━━━━━ PROVIDED RECORDS

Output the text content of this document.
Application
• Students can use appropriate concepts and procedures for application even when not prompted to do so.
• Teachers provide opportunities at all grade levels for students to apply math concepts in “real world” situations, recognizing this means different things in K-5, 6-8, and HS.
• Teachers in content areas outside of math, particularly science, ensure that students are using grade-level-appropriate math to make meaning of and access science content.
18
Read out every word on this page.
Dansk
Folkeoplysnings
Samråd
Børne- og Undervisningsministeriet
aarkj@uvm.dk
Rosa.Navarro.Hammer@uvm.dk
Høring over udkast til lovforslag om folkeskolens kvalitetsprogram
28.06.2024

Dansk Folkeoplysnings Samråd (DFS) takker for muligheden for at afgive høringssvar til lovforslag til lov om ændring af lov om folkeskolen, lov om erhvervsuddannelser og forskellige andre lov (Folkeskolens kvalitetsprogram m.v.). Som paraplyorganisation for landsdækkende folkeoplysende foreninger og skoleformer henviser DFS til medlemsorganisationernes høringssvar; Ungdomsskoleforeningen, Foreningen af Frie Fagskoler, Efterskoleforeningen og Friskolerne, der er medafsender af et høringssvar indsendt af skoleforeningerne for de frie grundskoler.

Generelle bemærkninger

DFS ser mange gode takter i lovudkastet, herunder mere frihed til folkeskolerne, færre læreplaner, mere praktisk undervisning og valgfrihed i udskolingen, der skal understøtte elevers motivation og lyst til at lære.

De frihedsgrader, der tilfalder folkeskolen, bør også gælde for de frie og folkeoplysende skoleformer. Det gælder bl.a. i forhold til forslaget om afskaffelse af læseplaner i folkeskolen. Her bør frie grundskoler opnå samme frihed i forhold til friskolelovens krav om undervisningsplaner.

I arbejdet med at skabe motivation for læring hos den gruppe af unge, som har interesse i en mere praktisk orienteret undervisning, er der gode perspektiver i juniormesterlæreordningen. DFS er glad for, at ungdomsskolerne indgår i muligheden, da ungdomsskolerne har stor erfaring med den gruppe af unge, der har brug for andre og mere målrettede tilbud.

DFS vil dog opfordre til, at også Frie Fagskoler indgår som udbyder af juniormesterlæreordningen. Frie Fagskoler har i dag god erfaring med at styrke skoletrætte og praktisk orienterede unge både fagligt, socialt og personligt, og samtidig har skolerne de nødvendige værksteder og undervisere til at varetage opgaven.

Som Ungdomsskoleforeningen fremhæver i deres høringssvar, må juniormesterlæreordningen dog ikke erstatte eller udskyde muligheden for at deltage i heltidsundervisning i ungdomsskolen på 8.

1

━━━━━━━━━━

» **JOB**:
Read the entries and pick out all lines that include the word "Teachers".

» **WRITTEN ANSWER**:
• Teachers provide opportunities at all grade levels for students to apply math concepts in “real world” situations, recognizing this means different things in K-5, 6-8, and HS.
• Teachers in content areas outside of math, particularly science, ensure that students are using grade-level-appropriate math to make meaning of and access science content.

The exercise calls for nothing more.